What you have to do |
Go through the records below line by line, counting those that contain the word "yang"; answer with the count only.

==== Rows

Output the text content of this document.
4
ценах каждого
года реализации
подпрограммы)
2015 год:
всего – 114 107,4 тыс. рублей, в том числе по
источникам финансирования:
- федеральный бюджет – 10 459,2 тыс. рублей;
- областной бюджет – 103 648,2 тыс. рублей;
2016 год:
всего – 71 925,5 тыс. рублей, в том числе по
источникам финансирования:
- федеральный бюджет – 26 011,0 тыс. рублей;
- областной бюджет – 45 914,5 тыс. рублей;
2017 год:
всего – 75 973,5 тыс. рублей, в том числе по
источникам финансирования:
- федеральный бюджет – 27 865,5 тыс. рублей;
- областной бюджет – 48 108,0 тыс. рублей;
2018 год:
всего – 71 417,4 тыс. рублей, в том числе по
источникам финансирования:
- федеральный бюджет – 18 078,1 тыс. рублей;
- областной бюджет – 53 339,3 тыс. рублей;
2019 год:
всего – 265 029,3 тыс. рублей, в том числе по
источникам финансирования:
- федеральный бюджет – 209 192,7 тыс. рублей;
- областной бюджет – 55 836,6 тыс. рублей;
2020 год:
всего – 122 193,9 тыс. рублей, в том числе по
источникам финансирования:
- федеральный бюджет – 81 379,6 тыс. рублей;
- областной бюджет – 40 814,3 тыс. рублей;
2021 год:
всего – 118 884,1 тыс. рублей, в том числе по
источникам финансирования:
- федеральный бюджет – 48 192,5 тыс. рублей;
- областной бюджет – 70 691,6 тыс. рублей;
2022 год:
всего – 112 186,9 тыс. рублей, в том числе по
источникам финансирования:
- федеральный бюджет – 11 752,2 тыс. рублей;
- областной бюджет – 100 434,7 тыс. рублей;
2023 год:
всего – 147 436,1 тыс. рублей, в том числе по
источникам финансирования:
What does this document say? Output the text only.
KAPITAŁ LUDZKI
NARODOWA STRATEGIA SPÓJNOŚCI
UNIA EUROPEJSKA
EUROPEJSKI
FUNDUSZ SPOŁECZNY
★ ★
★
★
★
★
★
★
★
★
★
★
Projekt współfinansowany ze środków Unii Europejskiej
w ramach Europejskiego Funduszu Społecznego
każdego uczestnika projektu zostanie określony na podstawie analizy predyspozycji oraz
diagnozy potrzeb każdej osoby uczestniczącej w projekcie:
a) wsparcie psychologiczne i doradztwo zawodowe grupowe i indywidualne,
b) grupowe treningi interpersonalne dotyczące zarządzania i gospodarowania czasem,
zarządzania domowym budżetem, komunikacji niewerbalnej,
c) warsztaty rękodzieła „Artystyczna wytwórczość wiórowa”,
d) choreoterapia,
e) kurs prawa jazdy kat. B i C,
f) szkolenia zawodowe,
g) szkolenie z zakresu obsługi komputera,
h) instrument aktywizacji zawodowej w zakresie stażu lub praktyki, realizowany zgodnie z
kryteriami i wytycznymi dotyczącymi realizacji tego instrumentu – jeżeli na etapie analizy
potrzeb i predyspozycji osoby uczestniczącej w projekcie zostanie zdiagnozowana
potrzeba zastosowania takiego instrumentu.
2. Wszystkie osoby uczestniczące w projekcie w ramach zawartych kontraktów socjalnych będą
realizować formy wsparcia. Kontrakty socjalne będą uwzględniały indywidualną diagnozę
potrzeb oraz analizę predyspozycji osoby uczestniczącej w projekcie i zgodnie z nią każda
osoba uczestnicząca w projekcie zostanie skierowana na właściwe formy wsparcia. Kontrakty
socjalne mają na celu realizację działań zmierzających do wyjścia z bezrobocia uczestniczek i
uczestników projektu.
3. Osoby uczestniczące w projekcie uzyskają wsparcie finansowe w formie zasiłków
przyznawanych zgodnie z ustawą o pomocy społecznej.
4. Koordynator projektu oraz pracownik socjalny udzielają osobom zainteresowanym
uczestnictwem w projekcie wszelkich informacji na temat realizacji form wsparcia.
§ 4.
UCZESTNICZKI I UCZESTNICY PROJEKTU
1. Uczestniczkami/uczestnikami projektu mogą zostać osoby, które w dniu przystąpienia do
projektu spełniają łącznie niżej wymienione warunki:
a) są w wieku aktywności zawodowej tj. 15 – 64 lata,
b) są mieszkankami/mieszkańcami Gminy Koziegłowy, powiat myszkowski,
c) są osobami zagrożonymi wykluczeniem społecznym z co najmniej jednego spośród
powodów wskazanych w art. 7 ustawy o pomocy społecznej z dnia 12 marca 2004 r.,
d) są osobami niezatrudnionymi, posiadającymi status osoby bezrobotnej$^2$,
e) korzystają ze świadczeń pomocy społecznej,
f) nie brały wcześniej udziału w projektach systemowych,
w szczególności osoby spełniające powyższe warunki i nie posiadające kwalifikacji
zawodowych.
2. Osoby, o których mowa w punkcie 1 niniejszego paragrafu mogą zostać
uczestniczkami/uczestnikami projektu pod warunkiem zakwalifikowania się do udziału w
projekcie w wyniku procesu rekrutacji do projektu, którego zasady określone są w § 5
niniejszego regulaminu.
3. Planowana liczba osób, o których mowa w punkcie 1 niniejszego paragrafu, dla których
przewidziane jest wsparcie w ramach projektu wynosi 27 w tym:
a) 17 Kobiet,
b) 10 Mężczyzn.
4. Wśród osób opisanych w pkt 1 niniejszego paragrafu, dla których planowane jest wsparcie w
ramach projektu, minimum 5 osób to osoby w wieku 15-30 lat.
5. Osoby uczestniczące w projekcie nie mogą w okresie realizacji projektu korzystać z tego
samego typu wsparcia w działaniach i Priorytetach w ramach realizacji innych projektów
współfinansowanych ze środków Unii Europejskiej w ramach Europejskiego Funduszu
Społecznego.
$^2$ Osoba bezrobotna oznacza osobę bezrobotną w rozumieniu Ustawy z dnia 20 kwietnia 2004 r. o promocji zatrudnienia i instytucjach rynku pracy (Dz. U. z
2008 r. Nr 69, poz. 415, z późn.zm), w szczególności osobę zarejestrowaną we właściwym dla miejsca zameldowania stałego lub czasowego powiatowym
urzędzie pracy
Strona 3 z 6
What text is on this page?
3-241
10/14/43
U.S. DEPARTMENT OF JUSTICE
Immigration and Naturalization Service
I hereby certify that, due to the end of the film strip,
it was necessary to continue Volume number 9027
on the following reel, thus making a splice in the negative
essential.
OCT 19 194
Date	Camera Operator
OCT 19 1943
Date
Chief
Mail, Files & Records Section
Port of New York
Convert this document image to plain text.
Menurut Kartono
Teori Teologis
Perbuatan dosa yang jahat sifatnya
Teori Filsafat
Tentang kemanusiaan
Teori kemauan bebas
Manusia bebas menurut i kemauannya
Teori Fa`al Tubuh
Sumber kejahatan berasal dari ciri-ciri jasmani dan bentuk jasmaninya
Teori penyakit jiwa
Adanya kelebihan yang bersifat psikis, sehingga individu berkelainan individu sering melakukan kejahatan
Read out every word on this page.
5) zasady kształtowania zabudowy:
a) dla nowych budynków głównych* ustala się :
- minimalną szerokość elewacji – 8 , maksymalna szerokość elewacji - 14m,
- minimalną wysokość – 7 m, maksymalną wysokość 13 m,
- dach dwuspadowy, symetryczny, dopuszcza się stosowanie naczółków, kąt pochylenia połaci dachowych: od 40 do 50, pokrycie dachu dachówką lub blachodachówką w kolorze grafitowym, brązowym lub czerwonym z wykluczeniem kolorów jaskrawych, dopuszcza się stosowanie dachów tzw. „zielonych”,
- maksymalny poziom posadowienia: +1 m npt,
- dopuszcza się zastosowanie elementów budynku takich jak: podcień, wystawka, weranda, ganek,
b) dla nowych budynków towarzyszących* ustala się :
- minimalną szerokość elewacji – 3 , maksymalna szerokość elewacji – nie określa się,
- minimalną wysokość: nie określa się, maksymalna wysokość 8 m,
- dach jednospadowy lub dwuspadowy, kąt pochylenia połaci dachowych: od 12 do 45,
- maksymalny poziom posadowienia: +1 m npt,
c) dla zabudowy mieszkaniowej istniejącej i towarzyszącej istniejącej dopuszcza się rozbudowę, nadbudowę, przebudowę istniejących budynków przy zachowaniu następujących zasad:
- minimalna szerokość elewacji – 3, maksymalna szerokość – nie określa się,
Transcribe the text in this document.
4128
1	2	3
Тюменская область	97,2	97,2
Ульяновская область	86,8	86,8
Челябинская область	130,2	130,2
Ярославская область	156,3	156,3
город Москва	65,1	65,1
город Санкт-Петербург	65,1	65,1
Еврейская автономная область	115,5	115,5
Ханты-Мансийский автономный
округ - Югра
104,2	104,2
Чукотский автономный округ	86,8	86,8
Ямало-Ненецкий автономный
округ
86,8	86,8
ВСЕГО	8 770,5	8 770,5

========

Solution below |
2